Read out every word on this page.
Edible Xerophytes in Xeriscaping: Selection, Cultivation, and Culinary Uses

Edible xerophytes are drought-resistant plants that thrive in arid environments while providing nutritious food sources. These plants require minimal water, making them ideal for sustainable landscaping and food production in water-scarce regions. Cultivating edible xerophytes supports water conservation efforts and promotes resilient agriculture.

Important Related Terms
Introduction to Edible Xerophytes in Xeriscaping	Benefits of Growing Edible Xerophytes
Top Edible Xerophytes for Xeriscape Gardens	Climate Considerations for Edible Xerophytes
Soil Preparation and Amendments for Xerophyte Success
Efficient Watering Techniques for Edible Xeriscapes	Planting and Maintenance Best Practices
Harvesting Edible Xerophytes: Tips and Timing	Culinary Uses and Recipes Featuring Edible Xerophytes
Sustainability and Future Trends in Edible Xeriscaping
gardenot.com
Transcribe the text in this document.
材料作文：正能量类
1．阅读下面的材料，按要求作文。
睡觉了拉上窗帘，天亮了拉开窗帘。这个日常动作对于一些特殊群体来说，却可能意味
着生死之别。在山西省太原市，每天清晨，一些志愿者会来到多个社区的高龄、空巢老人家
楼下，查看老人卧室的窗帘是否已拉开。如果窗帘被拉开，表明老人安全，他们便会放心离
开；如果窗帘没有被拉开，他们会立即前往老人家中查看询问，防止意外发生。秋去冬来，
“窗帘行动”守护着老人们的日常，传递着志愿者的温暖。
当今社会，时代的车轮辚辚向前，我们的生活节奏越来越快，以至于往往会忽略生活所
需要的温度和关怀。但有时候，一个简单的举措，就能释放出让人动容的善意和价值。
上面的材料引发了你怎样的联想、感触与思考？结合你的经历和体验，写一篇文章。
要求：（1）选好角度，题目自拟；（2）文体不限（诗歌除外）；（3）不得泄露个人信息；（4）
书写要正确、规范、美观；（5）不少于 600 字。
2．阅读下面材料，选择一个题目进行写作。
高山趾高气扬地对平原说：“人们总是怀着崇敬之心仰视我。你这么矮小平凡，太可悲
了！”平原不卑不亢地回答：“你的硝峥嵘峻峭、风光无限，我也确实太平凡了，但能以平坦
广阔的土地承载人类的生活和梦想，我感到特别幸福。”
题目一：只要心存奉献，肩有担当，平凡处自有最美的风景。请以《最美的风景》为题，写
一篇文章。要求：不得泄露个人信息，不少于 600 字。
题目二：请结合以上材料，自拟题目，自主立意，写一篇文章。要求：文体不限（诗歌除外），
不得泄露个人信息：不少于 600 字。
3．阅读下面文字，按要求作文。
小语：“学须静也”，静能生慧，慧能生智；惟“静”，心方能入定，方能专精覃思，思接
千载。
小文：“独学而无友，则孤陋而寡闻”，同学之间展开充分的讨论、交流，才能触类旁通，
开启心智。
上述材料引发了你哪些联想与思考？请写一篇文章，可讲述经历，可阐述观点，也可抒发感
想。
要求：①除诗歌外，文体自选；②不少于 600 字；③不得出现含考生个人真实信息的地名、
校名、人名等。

========

TASK REQUIREMENTS: Please reproduce the entire listing, exactly as shown.

FINAL RESULT:
Read out every word on this page.
Edible Xerophytes in Xeriscaping: Selection, Cultivation, and Culinary Uses

Edible xerophytes are drought-resistant plants that thrive in arid environments while providing nutritious food sources. These plants require minimal water, making them ideal for sustainable landscaping and food production in water-scarce regions. Cultivating edible xerophytes supports water conservation efforts and promotes resilient agriculture.

Important Related Terms
Introduction to Edible Xerophytes in Xeriscaping	Benefits of Growing Edible Xerophytes
Top Edible Xerophytes for Xeriscape Gardens	Climate Considerations for Edible Xerophytes
Soil Preparation and Amendments for Xerophyte Success
Efficient Watering Techniques for Edible Xeriscapes	Planting and Maintenance Best Practices
Harvesting Edible Xerophytes: Tips and Timing	Culinary Uses and Recipes Featuring Edible Xerophytes
Sustainability and Future Trends in Edible Xeriscaping
gardenot.com
Transcribe the text in this document.
材料作文：正能量类
1．阅读下面的材料，按要求作文。
睡觉了拉上窗帘，天亮了拉开窗帘。这个日常动作对于一些特殊群体来说，却可能意味
着生死之别。在山西省太原市，每天清晨，一些志愿者会来到多个社区的高龄、空巢老人家
楼下，查看老人卧室的窗帘是否已拉开。如果窗帘被拉开，表明老人安全，他们便会放心离
开；如果窗帘没有被拉开，他们会立即前往老人家中查看询问，防止意外发生。秋去冬来，
“窗帘行动”守护着老人们的日常，传递着志愿者的温暖。
当今社会，时代的车轮辚辚向前，我们的生活节奏越来越快，以至于往往会忽略生活所
需要的温度和关怀。但有时候，一个简单的举措，就能释放出让人动容的善意和价值。
上面的材料引发了你怎样的联想、感触与思考？结合你的经历和体验，写一篇文章。
要求：（1）选好角度，题目自拟；（2）文体不限（诗歌除外）；（3）不得泄露个人信息；（4）
书写要正确、规范、美观；（5）不少于 600 字。
2．阅读下面材料，选择一个题目进行写作。
高山趾高气扬地对平原说：“人们总是怀着崇敬之心仰视我。你这么矮小平凡，太可悲
了！”平原不卑不亢地回答：“你的硝峥嵘峻峭、风光无限，我也确实太平凡了，但能以平坦
广阔的土地承载人类的生活和梦想，我感到特别幸福。”
题目一：只要心存奉献，肩有担当，平凡处自有最美的风景。请以《最美的风景》为题，写
一篇文章。要求：不得泄露个人信息，不少于 600 字。
题目二：请结合以上材料，自拟题目，自主立意，写一篇文章。要求：文体不限（诗歌除外），
不得泄露个人信息：不少于 600 字。
3．阅读下面文字，按要求作文。
小语：“学须静也”，静能生慧，慧能生智；惟“静”，心方能入定，方能专精覃思，思接
千载。
小文：“独学而无友，则孤陋而寡闻”，同学之间展开充分的讨论、交流，才能触类旁通，
开启心智。
上述材料引发了你哪些联想与思考？请写一篇文章，可讲述经历，可阐述观点，也可抒发感
想。
要求：①除诗歌外，文体自选；②不少于 600 字；③不得出现含考生个人真实信息的地名、
校名、人名等。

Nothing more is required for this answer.